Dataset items
---+---
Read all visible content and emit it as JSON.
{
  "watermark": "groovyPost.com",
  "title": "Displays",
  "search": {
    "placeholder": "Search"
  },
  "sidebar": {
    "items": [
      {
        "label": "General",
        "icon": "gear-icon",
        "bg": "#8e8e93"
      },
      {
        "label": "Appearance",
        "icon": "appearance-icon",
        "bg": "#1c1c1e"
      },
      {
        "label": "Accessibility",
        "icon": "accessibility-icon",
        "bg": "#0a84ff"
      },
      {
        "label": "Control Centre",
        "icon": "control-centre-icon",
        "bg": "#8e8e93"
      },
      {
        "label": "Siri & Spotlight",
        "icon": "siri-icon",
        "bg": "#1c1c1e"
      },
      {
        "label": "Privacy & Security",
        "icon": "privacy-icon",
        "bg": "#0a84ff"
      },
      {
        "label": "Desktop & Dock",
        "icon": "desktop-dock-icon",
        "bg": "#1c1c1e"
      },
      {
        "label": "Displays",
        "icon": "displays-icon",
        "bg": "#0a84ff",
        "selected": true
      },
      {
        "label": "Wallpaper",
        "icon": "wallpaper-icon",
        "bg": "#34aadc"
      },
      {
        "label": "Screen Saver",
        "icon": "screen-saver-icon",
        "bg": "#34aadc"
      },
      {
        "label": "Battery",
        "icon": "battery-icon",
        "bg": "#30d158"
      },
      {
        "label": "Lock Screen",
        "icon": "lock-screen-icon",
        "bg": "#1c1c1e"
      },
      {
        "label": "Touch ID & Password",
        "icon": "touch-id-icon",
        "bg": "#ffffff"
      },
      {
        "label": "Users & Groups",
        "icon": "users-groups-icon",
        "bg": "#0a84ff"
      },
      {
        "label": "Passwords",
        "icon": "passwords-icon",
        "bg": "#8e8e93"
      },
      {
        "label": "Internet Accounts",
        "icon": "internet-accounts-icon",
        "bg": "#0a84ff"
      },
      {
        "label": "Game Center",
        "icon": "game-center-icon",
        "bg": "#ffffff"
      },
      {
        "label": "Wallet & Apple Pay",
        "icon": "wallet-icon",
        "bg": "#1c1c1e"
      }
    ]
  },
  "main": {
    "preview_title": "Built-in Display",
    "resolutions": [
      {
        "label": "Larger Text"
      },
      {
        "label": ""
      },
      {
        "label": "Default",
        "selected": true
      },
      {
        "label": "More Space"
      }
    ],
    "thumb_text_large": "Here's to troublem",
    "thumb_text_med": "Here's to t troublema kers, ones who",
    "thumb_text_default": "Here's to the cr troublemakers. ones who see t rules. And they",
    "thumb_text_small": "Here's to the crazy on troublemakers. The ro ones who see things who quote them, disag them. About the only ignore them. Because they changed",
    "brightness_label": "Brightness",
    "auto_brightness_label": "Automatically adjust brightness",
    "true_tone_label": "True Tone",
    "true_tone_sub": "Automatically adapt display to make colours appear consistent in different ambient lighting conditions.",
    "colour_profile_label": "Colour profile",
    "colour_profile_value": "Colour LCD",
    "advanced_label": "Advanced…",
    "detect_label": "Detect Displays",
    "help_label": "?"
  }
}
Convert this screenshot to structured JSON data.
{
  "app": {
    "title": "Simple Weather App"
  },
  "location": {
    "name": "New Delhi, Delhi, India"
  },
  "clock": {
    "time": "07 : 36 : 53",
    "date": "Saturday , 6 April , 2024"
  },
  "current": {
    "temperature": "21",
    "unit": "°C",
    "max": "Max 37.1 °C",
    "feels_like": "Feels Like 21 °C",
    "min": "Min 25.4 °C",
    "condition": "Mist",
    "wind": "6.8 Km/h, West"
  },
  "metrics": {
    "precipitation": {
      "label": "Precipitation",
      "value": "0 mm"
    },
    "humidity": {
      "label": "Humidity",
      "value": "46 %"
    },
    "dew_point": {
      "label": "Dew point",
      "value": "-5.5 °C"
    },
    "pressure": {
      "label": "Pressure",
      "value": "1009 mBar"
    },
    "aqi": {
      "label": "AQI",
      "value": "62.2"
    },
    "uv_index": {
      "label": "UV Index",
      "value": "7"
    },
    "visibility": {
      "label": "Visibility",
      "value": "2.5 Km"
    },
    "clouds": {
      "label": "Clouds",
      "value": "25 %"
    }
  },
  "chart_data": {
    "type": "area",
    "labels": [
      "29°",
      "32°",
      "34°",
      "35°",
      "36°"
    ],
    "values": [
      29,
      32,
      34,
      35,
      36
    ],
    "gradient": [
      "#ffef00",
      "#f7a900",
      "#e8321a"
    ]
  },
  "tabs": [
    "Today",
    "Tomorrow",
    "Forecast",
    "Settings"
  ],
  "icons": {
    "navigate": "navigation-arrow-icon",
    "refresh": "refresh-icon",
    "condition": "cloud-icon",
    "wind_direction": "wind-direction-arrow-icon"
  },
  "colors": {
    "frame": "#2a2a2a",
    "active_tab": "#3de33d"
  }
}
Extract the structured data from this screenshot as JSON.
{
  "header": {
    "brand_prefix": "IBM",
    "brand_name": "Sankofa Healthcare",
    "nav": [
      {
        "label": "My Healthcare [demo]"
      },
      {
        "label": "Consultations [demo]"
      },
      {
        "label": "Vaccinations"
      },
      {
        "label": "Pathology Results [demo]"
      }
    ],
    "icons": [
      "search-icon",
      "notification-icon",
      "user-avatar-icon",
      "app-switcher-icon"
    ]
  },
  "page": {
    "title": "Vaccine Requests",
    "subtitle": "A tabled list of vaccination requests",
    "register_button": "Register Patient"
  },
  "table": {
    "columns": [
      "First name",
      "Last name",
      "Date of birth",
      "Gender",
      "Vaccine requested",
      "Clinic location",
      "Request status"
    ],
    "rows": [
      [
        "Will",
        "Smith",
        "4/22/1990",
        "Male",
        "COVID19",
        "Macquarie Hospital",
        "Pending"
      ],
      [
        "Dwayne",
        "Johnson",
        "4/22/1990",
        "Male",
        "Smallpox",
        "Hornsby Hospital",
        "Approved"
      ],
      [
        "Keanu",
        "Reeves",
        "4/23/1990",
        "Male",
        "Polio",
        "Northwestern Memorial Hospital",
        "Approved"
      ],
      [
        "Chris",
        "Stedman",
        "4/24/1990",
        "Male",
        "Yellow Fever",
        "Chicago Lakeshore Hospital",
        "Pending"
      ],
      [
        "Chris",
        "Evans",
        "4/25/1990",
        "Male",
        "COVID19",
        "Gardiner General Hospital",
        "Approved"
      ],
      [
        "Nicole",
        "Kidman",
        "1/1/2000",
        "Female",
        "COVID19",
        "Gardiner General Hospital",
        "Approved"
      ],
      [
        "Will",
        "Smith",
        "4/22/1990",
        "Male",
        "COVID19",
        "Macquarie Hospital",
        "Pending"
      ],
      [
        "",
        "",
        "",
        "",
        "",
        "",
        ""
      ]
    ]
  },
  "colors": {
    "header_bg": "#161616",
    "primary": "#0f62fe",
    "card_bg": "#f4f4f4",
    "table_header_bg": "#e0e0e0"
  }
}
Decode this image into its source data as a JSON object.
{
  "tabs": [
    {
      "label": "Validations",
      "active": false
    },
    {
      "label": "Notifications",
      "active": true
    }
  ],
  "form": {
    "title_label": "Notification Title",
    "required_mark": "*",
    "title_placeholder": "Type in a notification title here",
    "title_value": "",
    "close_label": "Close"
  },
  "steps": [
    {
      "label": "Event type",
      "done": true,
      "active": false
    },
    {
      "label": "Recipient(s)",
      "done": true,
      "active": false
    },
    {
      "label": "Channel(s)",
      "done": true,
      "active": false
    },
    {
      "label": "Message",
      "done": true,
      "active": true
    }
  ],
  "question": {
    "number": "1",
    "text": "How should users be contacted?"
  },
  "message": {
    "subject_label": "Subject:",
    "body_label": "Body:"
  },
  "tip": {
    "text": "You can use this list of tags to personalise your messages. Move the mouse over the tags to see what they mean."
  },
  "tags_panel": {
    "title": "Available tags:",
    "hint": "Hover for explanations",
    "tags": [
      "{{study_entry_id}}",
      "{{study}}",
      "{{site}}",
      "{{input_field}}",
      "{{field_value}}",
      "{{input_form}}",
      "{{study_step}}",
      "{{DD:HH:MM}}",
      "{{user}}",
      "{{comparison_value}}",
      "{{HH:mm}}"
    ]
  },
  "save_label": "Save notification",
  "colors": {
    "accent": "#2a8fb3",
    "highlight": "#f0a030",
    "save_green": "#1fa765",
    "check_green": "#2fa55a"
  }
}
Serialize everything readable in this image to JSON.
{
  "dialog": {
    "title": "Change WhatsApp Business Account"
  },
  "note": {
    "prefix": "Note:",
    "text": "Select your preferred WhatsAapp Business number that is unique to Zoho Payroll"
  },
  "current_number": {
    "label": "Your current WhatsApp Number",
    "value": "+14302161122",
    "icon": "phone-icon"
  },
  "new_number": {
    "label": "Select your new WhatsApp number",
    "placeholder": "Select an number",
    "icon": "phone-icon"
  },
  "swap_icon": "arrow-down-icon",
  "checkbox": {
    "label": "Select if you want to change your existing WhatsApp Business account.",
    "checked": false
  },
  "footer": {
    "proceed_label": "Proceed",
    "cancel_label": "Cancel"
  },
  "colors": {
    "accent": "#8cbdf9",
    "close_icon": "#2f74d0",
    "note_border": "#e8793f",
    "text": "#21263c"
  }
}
---+---
WHAT TO WORK ON
Read through the data and copy every line where "arrow" shows up.

IN RESPONSE
    "navigate": "navigation-arrow-icon",
    "wind_direction": "wind-direction-arrow-icon"
  "swap_icon": "arrow-down-icon",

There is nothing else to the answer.